» **Provided data**:
++++

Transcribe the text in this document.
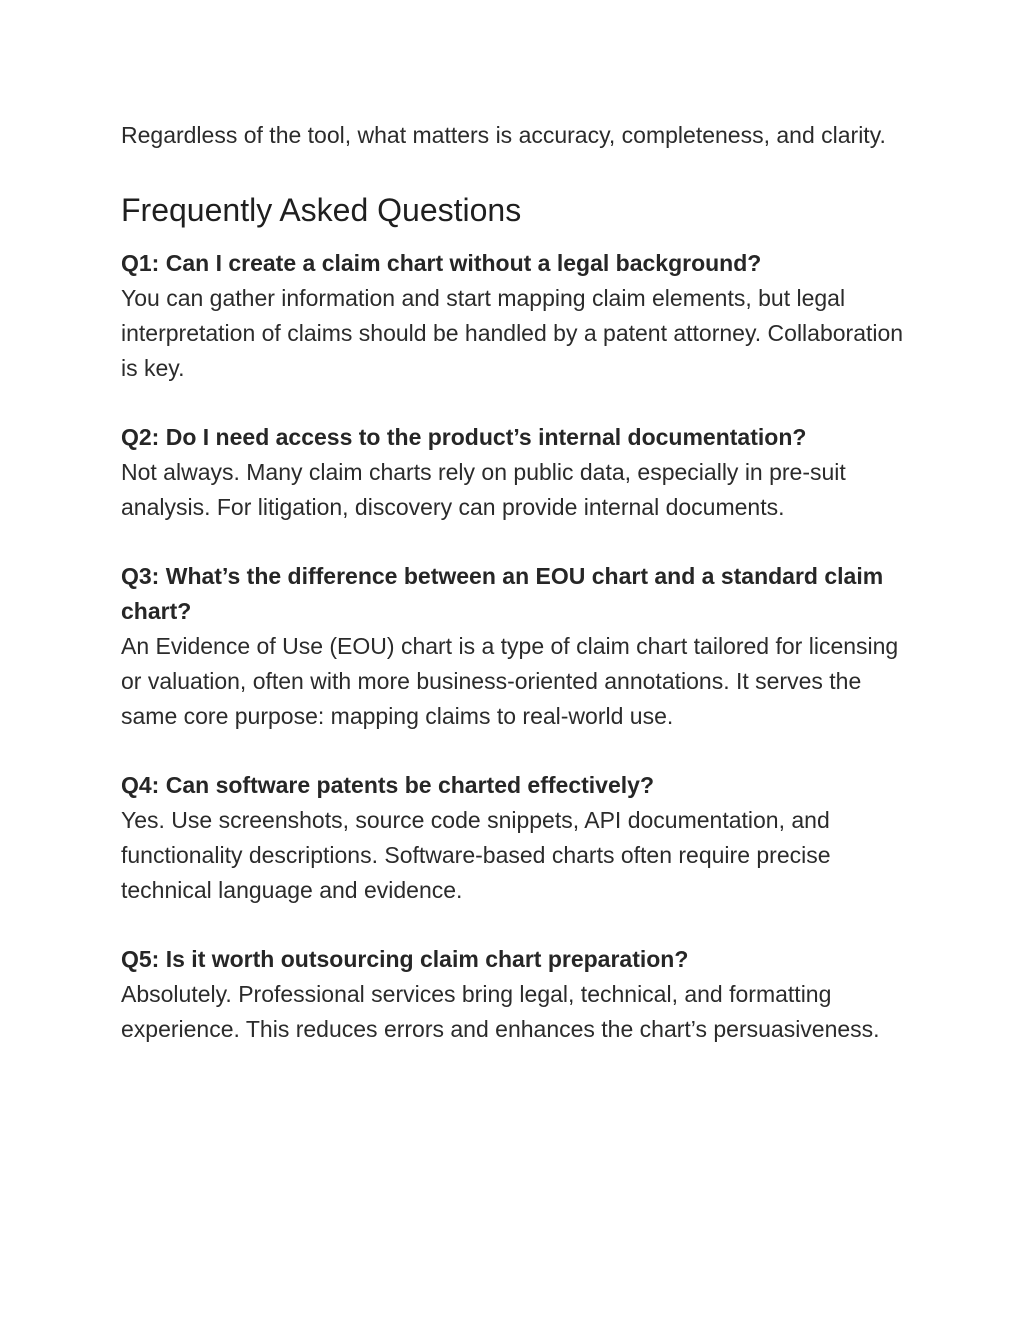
Regardless of the tool, what matters is accuracy, completeness, and clarity.

Frequently Asked Questions

Q1: Can I create a claim chart without a legal background?

You can gather information and start mapping claim elements, but legal interpretation of claims should be handled by a patent attorney. Collaboration is key.

Q2: Do I need access to the product’s internal documentation?

Not always. Many claim charts rely on public data, especially in pre-suit analysis. For litigation, discovery can provide internal documents.

Q3: What’s the difference between an EOU chart and a standard claim chart?

An Evidence of Use (EOU) chart is a type of claim chart tailored for licensing or valuation, often with more business-oriented annotations. It serves the same core purpose: mapping claims to real-world use.

Q4: Can software patents be charted effectively?

Yes. Use screenshots, source code snippets, API documentation, and functionality descriptions. Software-based charts often require precise technical language and evidence.

Q5: Is it worth outsourcing claim chart preparation?

Absolutely. Professional services bring legal, technical, and formatting experience. This reduces errors and enhances the chart’s persuasiveness.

++++

» **Aim**:
Using the records above, list each line that includes "often".

» **Finished exercise**:
An Evidence of Use (EOU) chart is a type of claim chart tailored for licensing or valuation, often with more business-oriented annotations. It serves the same core purpose: mapping claims to real-world use.
Yes. Use screenshots, source code snippets, API documentation, and functionality descriptions. Software-based charts often require precise technical language and evidence.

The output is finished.